◆ AIM
Review the lines that follow and copy each one that contains the word "Vente".

- - - - -

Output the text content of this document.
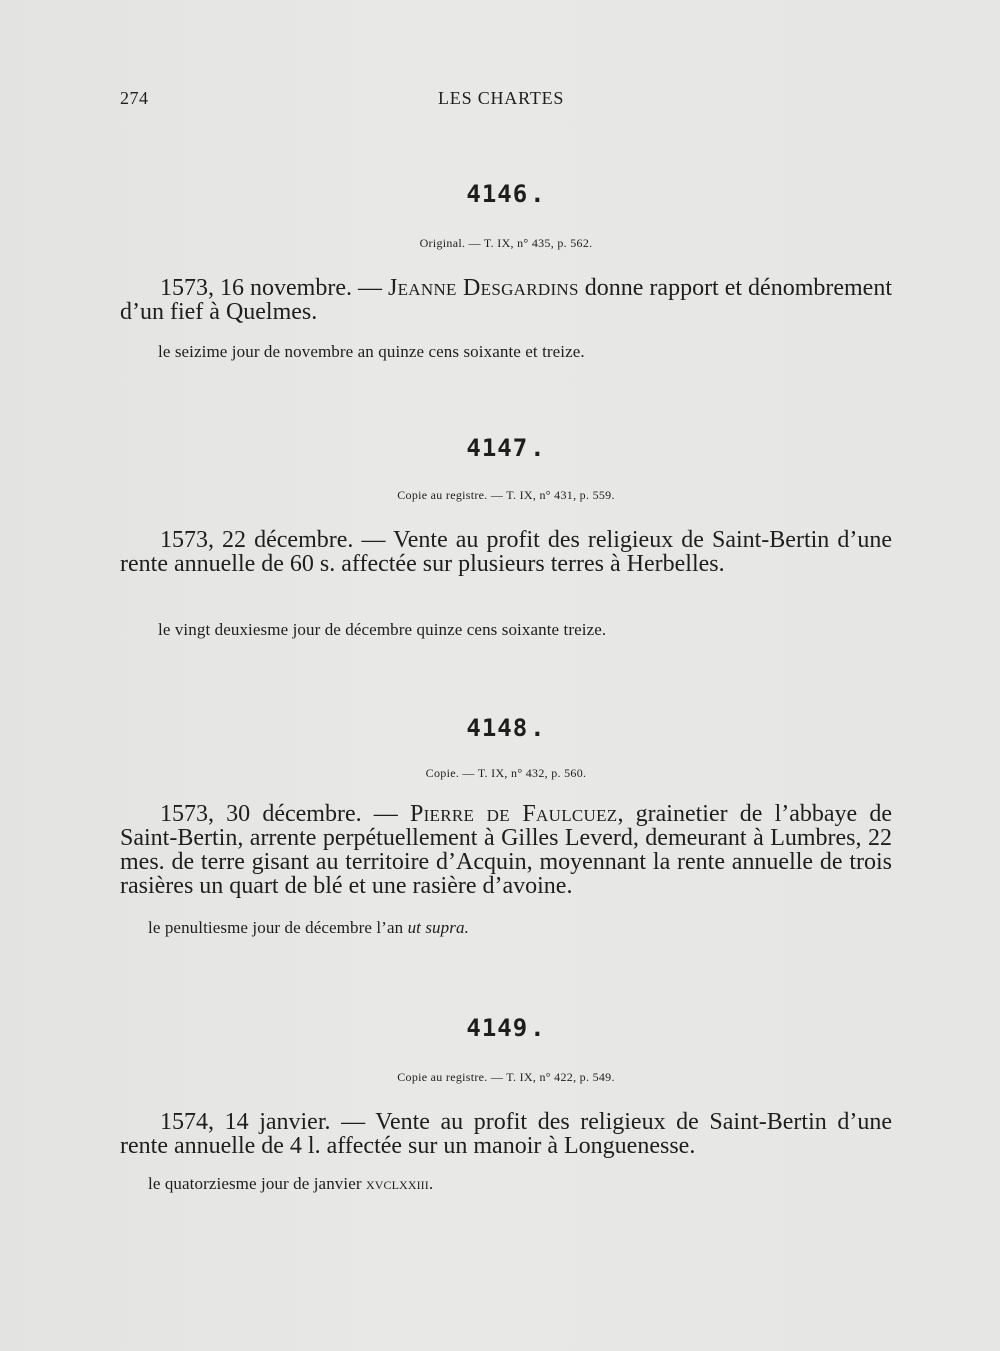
274	LES CHARTES
4146.
Original. — T. IX, n° 435, p. 562.
1573, 16 novembre. — Jeanne Desgardins donne rapport et dénombrement d’un fief à Quelmes.
le seizime jour de novembre an quinze cens soixante et treize.
4147.
Copie au registre. — T. IX, n° 431, p. 559.
1573, 22 décembre. — Vente au profit des religieux de Saint-Bertin d’une rente annuelle de 60 s. affectée sur plusieurs terres à Herbelles.
le vingt deuxiesme jour de décembre quinze cens soixante treize.
4148.
Copie. — T. IX, n° 432, p. 560.
1573, 30 décembre. — Pierre de Faulcuez, grainetier de l’abbaye de Saint-Bertin, arrente perpétuellement à Gilles Leverd, demeurant à Lumbres, 22 mes. de terre gisant au territoire d’Acquin, moyennant la rente annuelle de trois rasières un quart de blé et une rasière d’avoine.
le penultiesme jour de décembre l’an ut supra.
4149.
Copie au registre. — T. IX, n° 422, p. 549.
1574, 14 janvier. — Vente au profit des religieux de Saint-Bertin d’une rente annuelle de 4 l. affectée sur un manoir à Longuenesse.
le quatorziesme jour de janvier xvclxxiii.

- - - - -

◆ PROBLEM SOLUTION
1573, 22 décembre. — Vente au profit des religieux de Saint-Bertin d’une rente annuelle de 60 s. affectée sur plusieurs terres à Herbelles.
1574, 14 janvier. — Vente au profit des religieux de Saint-Bertin d’une rente annuelle de 4 l. affectée sur un manoir à Longuenesse.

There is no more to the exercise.